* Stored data

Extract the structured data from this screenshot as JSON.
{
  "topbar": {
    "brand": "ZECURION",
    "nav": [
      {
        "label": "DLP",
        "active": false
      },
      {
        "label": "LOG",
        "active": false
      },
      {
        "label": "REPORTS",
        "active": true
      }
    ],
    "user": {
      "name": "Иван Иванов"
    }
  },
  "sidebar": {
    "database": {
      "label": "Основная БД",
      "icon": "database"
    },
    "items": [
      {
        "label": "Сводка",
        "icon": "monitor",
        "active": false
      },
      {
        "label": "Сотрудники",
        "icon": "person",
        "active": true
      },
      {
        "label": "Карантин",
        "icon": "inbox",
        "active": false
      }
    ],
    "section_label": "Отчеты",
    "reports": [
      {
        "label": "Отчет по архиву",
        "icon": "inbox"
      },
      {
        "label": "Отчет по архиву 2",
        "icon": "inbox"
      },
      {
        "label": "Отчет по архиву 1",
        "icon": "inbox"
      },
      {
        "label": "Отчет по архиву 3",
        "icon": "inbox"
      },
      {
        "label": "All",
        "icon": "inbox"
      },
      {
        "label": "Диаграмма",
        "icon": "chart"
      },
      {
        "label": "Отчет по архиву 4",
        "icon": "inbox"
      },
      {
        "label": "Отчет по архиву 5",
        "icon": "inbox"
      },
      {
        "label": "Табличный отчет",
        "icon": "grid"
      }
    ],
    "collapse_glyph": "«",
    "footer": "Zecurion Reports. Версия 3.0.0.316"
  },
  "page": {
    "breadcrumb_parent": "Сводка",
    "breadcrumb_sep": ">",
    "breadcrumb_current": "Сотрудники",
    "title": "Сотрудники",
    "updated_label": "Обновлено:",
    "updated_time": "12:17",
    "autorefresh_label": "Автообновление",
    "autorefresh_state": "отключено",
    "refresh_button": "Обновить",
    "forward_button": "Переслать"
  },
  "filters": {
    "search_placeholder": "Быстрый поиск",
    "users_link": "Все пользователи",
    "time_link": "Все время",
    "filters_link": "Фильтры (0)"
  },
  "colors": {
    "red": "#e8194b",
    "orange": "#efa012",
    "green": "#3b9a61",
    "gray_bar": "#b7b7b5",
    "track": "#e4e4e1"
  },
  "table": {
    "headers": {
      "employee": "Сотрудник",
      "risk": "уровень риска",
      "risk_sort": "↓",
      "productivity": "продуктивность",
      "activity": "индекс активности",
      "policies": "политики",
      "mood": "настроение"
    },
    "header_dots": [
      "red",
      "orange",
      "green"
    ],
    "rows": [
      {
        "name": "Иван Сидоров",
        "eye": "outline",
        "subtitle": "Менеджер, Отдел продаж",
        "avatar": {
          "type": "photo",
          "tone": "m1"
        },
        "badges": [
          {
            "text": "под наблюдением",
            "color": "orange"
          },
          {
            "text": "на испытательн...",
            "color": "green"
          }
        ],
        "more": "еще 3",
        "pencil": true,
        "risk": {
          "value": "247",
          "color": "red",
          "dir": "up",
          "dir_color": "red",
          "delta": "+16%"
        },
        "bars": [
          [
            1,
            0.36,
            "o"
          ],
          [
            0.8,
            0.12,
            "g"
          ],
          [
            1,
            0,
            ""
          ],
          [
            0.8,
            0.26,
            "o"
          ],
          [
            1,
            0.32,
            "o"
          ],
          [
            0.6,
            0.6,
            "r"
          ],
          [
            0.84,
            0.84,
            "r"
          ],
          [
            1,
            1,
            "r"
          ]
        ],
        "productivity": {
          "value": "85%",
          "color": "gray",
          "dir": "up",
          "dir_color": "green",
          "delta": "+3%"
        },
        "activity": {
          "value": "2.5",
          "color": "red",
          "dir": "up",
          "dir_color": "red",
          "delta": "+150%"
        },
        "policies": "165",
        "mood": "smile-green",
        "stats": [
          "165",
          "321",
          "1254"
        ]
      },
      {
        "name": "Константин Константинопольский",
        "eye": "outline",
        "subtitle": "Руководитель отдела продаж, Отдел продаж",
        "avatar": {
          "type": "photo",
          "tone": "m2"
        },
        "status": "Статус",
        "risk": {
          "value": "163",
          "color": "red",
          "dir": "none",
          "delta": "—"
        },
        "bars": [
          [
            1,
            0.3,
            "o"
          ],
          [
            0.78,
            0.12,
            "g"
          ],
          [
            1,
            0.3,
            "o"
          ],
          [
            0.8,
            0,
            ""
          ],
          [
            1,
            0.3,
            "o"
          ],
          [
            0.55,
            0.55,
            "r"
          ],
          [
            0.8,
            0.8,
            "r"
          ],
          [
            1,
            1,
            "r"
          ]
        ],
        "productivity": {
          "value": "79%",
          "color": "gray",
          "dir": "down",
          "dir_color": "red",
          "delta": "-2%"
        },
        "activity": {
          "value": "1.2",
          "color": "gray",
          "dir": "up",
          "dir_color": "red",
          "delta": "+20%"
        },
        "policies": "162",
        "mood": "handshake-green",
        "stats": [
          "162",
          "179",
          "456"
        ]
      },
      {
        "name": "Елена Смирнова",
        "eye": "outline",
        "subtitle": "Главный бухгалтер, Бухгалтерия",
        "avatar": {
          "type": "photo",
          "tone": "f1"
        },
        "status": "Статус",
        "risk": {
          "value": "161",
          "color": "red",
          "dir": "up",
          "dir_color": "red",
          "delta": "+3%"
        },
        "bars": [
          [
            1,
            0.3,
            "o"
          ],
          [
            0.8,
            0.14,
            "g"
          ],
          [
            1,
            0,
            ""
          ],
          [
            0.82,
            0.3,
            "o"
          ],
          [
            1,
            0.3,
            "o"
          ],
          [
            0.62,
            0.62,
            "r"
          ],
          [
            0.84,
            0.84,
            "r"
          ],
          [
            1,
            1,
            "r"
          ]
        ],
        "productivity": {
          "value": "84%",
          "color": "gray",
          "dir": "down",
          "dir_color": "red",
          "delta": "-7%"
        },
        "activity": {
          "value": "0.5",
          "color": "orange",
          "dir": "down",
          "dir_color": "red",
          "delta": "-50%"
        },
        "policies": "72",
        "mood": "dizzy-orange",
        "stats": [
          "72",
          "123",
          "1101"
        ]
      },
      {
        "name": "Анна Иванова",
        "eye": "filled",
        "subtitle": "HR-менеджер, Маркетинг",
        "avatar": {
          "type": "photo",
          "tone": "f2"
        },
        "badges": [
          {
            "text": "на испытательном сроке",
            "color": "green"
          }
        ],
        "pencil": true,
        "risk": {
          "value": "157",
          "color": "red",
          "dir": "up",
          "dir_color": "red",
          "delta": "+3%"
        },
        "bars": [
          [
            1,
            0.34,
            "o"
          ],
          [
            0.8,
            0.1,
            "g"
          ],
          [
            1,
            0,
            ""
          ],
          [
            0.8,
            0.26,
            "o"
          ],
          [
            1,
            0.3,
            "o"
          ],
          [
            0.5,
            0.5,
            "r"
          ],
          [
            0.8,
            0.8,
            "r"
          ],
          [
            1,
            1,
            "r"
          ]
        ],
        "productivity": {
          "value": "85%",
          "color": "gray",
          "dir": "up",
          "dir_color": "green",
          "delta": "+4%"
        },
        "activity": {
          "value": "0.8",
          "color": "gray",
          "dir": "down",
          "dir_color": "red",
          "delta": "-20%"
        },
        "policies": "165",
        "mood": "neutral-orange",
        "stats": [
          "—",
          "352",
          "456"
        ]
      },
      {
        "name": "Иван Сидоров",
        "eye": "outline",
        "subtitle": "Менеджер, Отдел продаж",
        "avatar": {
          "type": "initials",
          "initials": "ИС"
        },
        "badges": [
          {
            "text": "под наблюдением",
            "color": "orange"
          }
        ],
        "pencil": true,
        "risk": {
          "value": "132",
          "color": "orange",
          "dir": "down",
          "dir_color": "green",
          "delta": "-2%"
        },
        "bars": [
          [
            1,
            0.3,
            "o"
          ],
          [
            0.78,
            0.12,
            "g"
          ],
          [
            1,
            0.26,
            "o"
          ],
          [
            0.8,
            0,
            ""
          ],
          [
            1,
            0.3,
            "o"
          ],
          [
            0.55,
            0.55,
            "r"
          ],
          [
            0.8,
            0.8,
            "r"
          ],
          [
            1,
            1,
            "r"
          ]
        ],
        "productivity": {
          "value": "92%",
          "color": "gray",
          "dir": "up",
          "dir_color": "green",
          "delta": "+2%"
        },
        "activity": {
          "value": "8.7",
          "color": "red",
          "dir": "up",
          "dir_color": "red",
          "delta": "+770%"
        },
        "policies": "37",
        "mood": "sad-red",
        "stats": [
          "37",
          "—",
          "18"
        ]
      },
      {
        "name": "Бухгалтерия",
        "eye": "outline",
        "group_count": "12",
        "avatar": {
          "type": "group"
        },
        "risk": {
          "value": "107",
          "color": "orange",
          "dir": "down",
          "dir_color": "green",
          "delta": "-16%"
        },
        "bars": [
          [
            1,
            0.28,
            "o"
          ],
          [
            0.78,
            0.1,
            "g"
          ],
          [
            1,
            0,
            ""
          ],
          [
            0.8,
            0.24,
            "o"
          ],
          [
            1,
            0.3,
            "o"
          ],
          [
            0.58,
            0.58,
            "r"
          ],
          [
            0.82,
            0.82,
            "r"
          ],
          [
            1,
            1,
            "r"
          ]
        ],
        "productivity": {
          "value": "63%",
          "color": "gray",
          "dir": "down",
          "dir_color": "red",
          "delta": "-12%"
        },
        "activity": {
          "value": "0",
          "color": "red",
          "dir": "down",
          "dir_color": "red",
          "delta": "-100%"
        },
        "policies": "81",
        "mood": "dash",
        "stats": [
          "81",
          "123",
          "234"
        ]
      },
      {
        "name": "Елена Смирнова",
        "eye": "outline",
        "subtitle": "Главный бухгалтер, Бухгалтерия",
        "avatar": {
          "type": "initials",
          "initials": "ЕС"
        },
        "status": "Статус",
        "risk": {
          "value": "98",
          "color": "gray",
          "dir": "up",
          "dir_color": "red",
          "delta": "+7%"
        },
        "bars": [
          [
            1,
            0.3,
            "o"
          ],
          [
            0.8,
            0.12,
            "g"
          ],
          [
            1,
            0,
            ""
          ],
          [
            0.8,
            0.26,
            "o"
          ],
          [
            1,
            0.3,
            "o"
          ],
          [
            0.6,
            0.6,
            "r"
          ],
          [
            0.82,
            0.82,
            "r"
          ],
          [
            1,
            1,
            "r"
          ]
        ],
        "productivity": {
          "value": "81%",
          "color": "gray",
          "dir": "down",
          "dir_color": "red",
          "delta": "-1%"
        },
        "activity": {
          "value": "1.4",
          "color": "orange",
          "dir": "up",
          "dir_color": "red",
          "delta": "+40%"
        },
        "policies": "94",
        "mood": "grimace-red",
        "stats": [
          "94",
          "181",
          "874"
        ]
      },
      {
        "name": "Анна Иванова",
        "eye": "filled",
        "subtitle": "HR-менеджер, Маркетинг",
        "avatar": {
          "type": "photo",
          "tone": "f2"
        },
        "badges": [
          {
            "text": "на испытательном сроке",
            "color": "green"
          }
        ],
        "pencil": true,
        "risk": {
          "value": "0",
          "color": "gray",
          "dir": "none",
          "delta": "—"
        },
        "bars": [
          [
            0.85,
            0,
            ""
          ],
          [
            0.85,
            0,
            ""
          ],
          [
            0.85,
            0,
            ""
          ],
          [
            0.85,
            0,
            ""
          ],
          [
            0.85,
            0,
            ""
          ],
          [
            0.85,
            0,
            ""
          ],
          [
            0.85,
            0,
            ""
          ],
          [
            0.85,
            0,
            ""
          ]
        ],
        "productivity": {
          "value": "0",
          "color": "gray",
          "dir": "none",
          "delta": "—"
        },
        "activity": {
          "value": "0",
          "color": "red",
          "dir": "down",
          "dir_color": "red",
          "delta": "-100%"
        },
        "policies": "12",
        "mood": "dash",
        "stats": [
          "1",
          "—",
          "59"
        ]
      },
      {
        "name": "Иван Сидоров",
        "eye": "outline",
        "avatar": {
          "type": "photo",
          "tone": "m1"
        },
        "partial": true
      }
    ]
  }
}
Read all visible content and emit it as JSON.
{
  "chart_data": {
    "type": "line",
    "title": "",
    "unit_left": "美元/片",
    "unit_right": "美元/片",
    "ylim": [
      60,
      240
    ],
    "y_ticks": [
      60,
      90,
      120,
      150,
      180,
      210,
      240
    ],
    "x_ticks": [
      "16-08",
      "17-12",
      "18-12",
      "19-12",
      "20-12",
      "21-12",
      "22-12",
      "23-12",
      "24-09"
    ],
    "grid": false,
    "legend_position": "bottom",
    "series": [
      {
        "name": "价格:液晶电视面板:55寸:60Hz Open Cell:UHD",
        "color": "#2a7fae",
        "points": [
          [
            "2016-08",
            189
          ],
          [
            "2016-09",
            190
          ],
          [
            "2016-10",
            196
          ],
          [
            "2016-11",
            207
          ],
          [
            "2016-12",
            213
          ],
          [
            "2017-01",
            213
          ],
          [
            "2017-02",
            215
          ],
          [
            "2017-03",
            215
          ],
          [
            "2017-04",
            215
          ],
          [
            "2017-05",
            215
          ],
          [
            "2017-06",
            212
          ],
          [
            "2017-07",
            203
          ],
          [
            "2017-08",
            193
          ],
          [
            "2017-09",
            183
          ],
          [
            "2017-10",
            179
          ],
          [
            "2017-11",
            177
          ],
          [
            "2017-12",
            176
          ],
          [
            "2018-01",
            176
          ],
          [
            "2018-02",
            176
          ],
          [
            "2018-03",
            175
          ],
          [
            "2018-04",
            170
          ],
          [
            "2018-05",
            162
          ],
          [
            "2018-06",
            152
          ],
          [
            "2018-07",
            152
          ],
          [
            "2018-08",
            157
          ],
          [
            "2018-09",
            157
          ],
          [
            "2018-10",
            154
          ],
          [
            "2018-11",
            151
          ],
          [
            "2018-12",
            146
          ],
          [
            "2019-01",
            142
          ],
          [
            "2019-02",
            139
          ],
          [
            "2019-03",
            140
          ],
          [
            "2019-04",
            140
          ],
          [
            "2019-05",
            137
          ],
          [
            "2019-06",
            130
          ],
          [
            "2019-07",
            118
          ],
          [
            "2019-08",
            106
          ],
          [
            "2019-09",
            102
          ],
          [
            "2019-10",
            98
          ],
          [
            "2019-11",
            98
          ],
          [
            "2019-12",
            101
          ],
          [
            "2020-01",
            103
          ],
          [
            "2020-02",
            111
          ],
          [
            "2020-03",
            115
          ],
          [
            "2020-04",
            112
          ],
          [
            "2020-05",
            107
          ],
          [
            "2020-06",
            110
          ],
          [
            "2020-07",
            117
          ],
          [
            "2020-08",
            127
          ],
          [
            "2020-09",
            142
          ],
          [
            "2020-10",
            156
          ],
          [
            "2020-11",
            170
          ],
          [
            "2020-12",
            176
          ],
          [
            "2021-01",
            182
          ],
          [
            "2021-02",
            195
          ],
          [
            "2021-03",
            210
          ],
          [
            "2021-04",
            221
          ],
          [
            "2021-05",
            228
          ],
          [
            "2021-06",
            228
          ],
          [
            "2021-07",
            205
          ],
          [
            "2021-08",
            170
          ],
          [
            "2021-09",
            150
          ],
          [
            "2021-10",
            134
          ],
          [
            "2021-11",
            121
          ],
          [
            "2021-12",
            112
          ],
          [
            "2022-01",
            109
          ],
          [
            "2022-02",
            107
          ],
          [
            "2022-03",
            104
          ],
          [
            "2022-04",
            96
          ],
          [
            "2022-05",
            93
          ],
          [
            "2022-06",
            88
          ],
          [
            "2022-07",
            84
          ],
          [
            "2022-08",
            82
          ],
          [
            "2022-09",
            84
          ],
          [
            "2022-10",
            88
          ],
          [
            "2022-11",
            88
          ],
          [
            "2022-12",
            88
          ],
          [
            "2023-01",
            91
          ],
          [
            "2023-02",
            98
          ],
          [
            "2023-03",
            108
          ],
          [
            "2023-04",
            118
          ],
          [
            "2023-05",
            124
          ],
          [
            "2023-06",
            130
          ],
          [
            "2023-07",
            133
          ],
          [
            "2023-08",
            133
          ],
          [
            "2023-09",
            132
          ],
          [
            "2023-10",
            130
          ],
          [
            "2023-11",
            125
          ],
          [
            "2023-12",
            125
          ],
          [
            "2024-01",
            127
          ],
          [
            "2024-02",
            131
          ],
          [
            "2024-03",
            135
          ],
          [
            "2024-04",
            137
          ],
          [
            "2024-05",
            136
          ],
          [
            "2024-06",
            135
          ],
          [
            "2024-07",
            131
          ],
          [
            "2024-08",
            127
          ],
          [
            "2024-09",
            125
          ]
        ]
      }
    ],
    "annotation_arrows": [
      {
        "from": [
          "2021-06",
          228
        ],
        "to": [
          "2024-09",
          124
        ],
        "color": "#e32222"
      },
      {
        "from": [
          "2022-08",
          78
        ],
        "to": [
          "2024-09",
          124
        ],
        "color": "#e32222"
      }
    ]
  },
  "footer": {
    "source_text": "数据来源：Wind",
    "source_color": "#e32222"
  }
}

* What is expected
Looking at the entries above, state how many lines contain "initials"; give the number alone.

* Answer to the exercise
4